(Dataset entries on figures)
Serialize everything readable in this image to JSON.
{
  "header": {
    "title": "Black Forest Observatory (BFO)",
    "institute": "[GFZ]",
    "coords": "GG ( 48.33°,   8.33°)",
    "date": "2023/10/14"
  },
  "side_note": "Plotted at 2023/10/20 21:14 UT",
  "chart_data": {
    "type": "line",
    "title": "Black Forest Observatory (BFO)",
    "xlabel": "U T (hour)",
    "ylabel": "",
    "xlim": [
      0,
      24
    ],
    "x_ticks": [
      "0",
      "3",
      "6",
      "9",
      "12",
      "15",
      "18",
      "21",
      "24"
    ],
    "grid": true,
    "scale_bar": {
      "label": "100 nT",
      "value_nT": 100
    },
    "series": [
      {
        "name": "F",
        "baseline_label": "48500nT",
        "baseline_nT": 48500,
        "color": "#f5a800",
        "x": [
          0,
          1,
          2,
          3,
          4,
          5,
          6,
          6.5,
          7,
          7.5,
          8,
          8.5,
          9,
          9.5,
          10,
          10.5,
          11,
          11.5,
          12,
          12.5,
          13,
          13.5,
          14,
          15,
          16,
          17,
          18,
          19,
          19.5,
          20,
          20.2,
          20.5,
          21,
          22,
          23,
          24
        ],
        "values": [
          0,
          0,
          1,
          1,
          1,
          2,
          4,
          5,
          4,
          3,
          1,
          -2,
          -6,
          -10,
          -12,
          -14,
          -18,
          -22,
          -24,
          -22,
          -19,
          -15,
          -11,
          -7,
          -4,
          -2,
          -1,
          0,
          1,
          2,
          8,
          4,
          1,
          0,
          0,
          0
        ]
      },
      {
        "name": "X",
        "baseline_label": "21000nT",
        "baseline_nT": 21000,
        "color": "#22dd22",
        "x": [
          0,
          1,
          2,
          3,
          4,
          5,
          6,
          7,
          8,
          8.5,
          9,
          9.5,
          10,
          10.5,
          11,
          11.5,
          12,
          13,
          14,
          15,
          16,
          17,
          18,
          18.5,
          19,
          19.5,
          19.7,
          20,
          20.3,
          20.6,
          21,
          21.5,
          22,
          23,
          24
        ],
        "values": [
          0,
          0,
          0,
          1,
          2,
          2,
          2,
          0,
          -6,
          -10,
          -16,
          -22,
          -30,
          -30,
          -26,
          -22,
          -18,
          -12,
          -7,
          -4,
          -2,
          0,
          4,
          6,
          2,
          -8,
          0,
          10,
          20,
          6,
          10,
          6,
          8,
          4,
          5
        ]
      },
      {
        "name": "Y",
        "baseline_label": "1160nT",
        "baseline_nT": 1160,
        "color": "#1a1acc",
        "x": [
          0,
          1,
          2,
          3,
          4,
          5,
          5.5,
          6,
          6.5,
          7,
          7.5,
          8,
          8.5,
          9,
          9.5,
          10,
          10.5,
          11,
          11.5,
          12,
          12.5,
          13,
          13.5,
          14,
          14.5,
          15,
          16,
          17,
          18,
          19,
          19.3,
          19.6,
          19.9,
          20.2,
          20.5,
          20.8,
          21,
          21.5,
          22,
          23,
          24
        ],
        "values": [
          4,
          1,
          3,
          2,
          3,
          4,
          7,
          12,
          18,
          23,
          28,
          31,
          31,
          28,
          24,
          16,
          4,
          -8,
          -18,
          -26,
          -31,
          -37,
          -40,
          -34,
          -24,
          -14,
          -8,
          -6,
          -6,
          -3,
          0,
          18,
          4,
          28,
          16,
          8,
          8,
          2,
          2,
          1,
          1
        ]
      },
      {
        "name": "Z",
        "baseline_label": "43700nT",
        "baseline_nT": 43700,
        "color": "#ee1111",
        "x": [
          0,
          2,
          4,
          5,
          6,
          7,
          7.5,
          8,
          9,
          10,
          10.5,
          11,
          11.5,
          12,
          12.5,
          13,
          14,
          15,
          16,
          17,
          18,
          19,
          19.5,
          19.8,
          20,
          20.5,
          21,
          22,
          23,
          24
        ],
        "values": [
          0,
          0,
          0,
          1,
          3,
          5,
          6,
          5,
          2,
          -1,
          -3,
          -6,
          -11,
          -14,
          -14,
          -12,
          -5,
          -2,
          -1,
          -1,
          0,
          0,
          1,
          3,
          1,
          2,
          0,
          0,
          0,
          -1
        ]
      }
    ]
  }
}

## Aim of the task
Look through the listing above and count the lines where the string "color" appears. Report the number only.

## Solution for this exercise
4